■ DATA PROVIDED:
※
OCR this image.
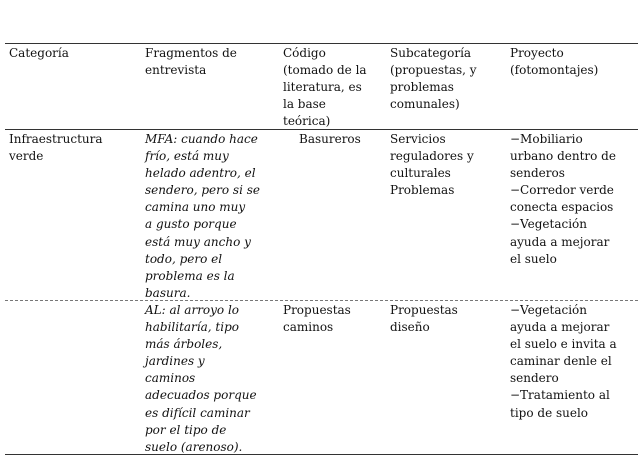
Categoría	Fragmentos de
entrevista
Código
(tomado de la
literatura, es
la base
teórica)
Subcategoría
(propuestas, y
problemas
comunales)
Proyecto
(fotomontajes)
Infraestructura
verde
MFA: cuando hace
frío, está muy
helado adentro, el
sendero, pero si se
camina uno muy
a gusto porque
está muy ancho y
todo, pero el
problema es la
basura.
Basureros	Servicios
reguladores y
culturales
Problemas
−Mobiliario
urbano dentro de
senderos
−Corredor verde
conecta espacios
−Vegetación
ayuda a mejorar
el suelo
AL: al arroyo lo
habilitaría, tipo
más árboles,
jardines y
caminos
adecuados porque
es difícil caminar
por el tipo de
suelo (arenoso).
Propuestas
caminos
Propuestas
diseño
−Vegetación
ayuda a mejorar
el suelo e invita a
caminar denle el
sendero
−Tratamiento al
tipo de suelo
※
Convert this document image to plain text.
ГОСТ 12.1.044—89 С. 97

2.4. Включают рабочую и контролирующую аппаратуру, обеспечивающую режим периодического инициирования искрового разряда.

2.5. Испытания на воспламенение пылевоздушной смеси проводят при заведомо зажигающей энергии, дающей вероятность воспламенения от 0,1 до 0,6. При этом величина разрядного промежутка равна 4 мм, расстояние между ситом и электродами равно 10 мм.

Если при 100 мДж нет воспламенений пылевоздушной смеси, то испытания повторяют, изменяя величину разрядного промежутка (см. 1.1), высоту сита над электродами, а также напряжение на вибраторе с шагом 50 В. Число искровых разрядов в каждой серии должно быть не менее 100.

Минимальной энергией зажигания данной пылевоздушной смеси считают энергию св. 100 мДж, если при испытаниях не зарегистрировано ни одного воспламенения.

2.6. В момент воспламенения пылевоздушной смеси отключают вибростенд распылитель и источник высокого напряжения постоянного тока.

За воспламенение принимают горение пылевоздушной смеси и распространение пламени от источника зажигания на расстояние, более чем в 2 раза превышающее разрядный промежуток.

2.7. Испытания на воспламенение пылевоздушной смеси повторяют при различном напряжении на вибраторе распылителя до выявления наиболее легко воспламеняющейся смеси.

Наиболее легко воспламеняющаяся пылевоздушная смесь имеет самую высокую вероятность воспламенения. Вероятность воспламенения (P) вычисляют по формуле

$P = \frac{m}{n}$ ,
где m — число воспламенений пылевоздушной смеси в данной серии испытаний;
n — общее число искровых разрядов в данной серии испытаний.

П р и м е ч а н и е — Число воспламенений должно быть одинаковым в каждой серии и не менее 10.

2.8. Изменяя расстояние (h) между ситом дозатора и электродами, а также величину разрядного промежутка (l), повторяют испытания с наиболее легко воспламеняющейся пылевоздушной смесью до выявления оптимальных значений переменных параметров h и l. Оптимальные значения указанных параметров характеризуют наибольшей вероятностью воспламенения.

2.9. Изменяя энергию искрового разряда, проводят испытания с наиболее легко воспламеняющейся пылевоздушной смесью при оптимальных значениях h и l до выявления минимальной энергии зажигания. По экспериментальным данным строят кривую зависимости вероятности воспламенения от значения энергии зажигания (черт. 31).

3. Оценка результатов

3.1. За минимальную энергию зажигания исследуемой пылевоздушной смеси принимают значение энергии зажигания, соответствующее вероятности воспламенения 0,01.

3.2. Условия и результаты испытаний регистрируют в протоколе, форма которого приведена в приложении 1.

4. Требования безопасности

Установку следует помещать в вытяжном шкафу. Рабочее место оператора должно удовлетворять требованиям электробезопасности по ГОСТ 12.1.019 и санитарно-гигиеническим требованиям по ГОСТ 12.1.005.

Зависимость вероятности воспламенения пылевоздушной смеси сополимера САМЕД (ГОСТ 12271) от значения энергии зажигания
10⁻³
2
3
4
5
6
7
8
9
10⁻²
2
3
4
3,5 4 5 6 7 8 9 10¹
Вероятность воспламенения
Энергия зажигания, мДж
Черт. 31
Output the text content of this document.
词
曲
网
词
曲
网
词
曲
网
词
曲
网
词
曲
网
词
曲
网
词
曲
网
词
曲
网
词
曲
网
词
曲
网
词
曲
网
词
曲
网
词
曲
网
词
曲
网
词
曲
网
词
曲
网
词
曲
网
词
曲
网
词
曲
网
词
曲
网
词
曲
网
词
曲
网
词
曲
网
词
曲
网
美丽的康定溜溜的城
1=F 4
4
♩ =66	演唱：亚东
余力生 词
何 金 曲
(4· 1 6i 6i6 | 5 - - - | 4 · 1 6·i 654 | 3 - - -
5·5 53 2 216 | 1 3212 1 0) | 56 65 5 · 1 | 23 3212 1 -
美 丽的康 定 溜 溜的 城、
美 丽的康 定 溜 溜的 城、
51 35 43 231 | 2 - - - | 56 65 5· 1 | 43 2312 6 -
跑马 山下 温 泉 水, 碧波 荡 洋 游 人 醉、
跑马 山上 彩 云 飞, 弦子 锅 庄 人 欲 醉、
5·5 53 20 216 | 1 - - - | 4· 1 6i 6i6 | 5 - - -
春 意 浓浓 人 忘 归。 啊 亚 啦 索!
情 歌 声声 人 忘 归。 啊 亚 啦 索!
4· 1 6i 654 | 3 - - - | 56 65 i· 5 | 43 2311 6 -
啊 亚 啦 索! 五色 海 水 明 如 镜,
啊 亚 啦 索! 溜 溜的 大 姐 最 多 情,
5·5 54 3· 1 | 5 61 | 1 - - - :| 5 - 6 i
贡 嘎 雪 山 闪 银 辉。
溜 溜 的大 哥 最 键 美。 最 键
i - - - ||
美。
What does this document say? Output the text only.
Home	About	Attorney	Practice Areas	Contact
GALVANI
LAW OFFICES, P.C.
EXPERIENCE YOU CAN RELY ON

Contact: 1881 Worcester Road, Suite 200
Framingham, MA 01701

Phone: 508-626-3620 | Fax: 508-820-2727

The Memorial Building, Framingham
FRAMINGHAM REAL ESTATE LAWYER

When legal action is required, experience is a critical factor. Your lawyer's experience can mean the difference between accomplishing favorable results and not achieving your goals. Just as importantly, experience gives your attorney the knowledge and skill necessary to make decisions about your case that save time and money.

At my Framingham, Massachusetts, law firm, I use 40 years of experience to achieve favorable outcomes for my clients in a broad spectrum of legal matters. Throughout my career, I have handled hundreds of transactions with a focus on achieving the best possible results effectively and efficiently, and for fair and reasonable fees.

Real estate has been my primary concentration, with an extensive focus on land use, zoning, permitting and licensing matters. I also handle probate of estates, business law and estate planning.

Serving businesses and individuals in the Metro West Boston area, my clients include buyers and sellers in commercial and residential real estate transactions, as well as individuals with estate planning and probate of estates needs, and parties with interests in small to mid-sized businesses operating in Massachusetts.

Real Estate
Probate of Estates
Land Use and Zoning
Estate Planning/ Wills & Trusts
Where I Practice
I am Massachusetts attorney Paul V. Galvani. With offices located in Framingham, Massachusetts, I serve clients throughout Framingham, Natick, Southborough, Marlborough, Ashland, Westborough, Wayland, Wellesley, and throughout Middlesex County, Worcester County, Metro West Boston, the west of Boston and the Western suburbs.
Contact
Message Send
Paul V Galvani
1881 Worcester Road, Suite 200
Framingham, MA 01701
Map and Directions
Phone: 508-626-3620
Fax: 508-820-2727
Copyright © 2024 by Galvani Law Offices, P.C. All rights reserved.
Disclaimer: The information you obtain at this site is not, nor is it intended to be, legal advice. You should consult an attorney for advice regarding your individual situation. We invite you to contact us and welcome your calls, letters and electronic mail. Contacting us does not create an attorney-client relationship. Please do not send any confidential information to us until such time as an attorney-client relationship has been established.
※
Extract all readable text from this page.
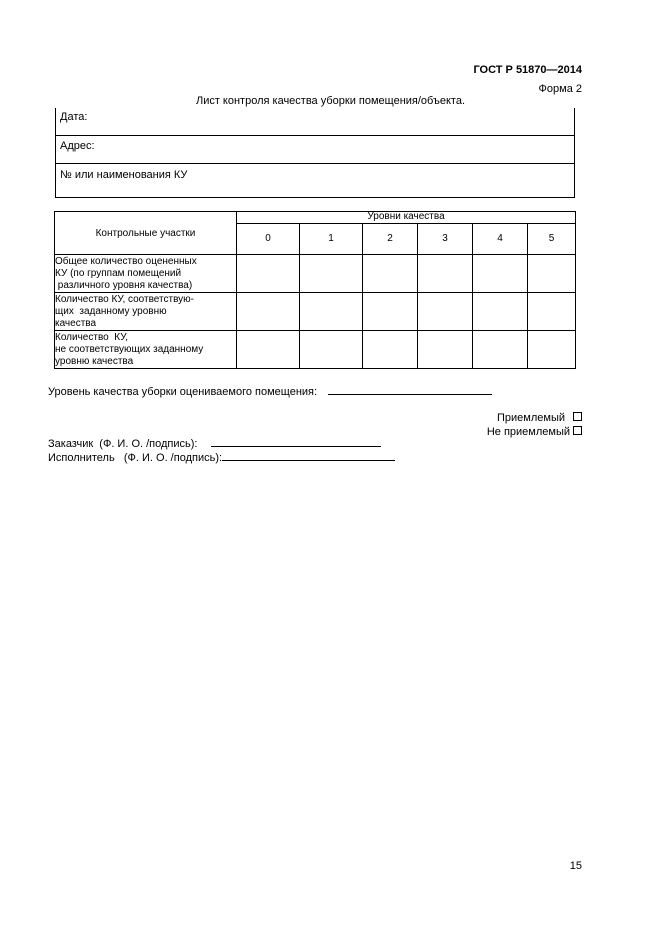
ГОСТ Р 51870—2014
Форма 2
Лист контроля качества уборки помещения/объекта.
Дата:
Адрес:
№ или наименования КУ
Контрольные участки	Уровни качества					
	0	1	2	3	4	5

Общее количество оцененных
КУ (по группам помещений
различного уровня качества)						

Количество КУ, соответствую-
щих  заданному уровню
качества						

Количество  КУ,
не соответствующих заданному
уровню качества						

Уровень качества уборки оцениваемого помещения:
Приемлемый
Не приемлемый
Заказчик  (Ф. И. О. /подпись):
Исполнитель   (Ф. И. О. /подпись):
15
※
■ GOAL: What count of lines in the listing contain the word "данной"? Reply with the number only.

■ TASK RESPONSE: 3